- DEINE ANWEISUNGEN -
Gib die Datensätze vom Anfang bis einschließlich der Zeile mit „table-row: • Outras“ erneut aus und ersetze darin „Juros“ durch „Dividendos“. Alles andere bleibt unverändert.

----- AUSZÜGE DER DATENSÄTZE

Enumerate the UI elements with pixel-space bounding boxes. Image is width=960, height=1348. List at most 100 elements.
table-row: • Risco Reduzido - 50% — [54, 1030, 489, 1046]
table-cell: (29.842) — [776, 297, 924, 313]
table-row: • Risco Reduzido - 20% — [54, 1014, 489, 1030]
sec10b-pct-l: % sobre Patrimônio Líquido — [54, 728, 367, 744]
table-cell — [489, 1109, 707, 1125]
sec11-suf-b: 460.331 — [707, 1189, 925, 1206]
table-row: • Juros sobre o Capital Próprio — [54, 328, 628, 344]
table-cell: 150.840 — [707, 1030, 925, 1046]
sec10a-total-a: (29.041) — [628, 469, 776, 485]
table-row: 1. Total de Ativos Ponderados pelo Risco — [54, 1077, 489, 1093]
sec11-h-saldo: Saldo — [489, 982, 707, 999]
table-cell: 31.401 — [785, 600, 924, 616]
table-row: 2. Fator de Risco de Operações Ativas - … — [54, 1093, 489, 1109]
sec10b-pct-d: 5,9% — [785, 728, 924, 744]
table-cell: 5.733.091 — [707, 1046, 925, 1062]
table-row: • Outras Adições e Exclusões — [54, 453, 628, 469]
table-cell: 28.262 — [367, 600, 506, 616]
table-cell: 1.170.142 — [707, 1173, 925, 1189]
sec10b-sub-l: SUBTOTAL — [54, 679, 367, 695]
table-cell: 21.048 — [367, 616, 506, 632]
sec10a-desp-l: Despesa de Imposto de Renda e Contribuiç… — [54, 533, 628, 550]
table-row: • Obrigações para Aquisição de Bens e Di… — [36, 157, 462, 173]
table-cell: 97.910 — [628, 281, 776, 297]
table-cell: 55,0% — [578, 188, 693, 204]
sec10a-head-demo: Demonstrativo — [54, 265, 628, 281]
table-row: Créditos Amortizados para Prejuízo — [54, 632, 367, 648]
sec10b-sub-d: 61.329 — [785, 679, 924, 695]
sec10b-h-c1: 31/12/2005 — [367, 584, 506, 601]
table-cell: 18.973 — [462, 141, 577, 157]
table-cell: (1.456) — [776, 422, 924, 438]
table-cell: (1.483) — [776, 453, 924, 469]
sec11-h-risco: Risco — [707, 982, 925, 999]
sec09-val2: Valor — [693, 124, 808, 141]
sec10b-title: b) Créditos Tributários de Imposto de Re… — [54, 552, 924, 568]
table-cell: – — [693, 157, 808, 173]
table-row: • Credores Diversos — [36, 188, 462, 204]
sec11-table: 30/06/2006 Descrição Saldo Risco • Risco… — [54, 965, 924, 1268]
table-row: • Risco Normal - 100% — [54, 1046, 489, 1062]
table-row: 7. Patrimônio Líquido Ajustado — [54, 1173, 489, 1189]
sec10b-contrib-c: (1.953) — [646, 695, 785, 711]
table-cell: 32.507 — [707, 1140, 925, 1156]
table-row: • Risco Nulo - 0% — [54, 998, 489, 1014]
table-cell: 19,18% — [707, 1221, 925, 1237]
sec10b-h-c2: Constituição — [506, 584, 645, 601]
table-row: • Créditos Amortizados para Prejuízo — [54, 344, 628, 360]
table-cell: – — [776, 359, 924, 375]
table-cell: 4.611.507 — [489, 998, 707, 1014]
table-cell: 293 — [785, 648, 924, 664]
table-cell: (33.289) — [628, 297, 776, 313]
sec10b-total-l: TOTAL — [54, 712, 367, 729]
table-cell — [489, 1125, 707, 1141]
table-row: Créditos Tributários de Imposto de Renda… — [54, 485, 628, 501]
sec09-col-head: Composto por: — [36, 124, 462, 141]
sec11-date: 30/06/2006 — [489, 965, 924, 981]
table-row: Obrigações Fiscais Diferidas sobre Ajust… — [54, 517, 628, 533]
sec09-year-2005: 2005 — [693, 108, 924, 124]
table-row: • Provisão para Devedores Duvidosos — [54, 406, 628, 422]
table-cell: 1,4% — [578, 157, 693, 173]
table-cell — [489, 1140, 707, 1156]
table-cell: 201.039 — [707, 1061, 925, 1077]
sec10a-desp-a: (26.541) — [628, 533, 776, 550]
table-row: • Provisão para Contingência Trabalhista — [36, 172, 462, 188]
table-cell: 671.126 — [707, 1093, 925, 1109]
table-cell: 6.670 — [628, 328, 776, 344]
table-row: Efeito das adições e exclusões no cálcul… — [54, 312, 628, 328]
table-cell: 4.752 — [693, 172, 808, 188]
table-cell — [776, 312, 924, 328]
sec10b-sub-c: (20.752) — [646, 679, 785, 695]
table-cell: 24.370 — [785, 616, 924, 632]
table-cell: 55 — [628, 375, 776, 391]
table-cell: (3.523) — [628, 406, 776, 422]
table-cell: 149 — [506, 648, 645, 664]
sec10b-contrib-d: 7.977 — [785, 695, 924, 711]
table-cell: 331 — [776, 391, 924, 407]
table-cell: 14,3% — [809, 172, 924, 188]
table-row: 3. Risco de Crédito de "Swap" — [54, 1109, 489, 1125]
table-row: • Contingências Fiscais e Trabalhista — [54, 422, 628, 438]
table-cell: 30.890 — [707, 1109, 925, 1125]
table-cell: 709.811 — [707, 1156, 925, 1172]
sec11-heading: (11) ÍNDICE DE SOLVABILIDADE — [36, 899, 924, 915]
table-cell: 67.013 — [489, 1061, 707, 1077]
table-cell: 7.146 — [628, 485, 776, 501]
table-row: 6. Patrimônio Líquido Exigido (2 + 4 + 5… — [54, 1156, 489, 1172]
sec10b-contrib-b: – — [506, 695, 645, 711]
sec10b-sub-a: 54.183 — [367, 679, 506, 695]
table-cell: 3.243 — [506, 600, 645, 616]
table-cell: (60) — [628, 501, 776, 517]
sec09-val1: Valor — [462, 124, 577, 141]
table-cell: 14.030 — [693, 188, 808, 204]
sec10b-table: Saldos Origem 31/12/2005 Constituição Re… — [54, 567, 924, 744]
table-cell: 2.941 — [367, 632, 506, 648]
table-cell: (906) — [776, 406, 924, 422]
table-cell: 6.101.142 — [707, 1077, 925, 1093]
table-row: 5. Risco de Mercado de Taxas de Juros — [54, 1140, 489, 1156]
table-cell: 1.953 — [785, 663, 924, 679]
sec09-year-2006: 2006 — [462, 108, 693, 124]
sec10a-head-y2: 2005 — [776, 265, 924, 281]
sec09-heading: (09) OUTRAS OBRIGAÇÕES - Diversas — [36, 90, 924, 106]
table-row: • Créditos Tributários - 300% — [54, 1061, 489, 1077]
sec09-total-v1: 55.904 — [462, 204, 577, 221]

----------

- LÖSUNG DER AUFGABE -
Enumerate the UI elements with pixel-space bounding boxes. Image is width=960, height=1348. List at most 100 elements.
table-row: • Risco Reduzido - 50% — [54, 1030, 489, 1046]
table-cell: (29.842) — [776, 297, 924, 313]
table-row: • Risco Reduzido - 20% — [54, 1014, 489, 1030]
sec10b-pct-l: % sobre Patrimônio Líquido — [54, 728, 367, 744]
table-cell — [489, 1109, 707, 1125]
sec11-suf-b: 460.331 — [707, 1189, 925, 1206]
table-row: • Dividendos sobre o Capital Próprio — [54, 328, 628, 344]
table-cell: 150.840 — [707, 1030, 925, 1046]
sec10a-total-a: (29.041) — [628, 469, 776, 485]
table-row: 1. Total de Ativos Ponderados pelo Risco — [54, 1077, 489, 1093]
sec11-h-saldo: Saldo — [489, 982, 707, 999]
table-cell: 31.401 — [785, 600, 924, 616]
table-row: 2. Fator de Risco de Operações Ativas - … — [54, 1093, 489, 1109]
sec10b-pct-d: 5,9% — [785, 728, 924, 744]
table-cell: 5.733.091 — [707, 1046, 925, 1062]
table-row: • Outras Adições e Exclusões — [54, 453, 628, 469]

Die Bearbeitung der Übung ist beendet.